GIVEN ENTRIES ::
* start *

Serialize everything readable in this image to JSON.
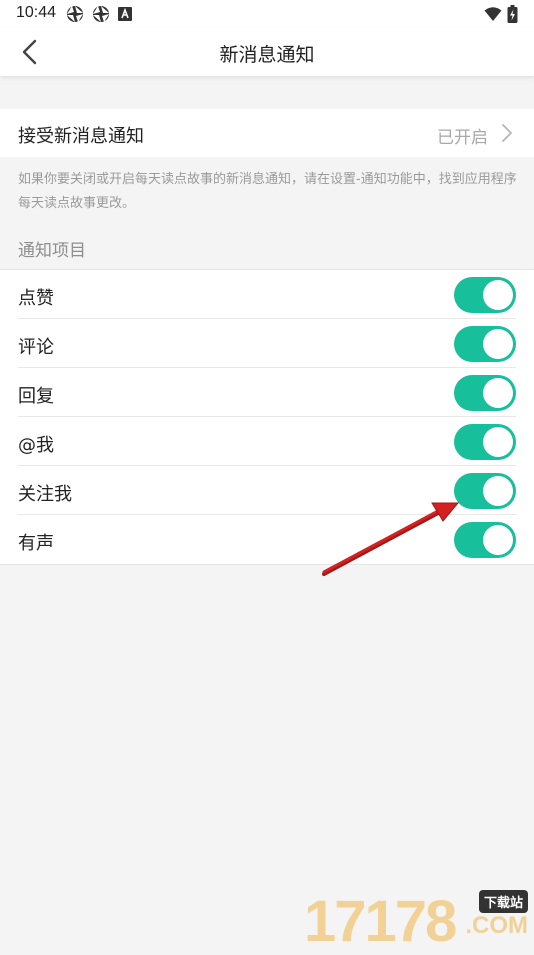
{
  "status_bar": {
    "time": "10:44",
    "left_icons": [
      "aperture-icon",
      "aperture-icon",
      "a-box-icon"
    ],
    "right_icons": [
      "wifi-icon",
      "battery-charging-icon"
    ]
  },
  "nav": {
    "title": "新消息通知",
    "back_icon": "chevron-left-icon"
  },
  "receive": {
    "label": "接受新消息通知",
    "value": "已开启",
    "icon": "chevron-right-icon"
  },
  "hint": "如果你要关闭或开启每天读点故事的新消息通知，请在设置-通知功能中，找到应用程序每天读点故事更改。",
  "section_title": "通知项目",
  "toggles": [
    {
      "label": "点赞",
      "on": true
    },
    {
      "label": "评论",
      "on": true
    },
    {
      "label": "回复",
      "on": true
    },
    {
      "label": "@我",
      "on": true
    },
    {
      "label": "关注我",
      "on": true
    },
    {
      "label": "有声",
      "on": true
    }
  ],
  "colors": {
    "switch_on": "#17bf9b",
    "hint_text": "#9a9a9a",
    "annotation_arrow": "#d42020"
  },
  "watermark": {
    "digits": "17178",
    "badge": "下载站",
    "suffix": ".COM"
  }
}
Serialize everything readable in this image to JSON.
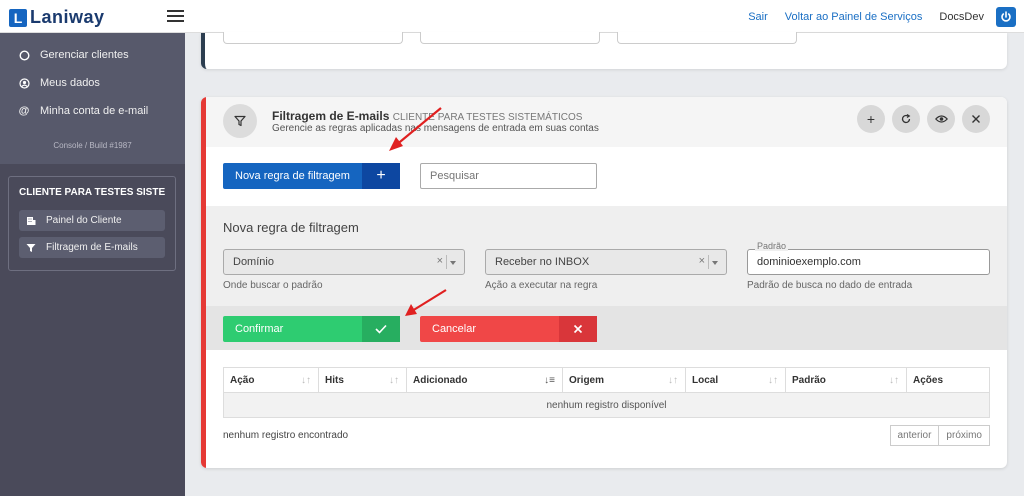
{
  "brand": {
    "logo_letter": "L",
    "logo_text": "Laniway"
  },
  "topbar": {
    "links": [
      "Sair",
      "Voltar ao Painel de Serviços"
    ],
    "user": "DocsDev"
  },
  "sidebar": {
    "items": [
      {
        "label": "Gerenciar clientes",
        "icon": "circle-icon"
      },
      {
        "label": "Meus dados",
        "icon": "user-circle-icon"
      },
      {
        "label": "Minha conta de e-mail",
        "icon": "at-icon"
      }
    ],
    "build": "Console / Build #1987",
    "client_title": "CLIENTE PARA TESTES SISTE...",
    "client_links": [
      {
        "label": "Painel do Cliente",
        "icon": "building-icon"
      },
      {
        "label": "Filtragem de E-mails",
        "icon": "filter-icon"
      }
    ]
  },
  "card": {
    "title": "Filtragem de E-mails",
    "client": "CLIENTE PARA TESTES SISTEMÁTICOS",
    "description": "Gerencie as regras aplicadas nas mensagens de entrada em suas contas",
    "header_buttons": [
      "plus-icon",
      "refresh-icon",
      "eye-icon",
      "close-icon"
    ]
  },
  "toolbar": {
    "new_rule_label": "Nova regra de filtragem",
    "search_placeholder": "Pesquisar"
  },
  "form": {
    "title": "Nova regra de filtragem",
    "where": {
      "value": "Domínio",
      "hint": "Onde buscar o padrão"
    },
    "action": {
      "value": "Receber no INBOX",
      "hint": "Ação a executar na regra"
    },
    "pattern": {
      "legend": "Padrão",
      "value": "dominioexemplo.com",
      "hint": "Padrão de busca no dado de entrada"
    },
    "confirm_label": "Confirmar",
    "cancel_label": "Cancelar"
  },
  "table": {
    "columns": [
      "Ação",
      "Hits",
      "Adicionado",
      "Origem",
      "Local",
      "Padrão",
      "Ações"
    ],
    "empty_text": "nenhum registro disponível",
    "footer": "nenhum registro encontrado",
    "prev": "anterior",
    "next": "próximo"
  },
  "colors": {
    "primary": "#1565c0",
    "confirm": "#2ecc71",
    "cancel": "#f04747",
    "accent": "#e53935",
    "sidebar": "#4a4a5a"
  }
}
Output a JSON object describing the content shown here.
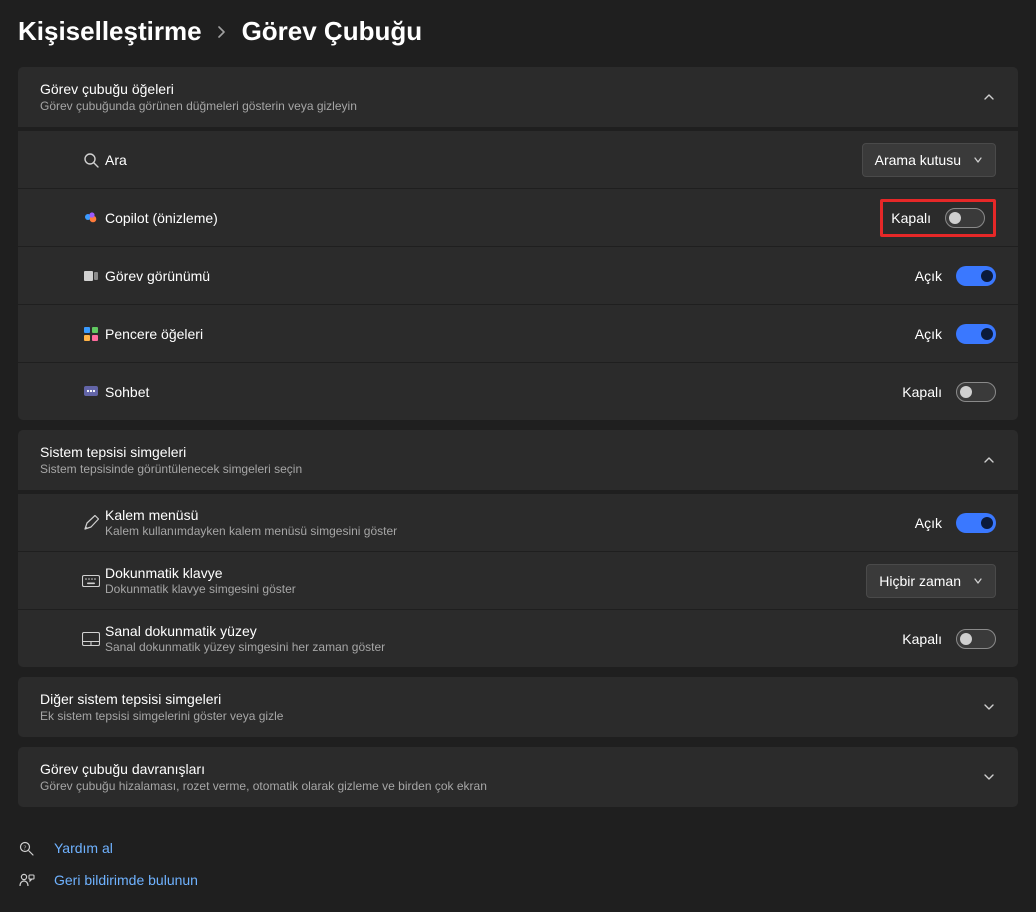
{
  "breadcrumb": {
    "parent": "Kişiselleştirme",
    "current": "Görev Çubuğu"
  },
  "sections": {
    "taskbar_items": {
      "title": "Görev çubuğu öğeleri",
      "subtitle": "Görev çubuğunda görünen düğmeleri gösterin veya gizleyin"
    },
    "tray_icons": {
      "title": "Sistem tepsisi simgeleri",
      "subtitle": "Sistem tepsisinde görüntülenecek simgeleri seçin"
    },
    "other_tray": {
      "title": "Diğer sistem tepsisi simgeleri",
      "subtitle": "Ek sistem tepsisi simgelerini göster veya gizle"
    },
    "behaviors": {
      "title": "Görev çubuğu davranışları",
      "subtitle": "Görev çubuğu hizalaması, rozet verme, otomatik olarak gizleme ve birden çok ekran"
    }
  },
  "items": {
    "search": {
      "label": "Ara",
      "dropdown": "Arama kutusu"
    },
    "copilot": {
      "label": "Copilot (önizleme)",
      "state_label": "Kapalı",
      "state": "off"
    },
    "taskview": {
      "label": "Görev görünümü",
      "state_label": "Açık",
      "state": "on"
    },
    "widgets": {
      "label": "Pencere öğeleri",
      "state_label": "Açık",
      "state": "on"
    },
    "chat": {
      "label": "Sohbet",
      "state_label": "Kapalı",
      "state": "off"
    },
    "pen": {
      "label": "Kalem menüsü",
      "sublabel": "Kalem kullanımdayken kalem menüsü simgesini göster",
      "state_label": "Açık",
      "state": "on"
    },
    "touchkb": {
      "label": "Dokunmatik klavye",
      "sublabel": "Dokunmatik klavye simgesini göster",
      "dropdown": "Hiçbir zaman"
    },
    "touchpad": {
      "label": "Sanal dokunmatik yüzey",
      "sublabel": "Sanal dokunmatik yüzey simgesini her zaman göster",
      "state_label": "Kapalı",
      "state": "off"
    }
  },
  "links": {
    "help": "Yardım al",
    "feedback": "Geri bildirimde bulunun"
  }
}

* end *

TASK BRIEF :: Copy every line in the entries above that has the string "Painel" in it.

WRITTEN RESPONSE ::
      "Voltar ao Painel de Serviços"
        "label": "Painel do Cliente",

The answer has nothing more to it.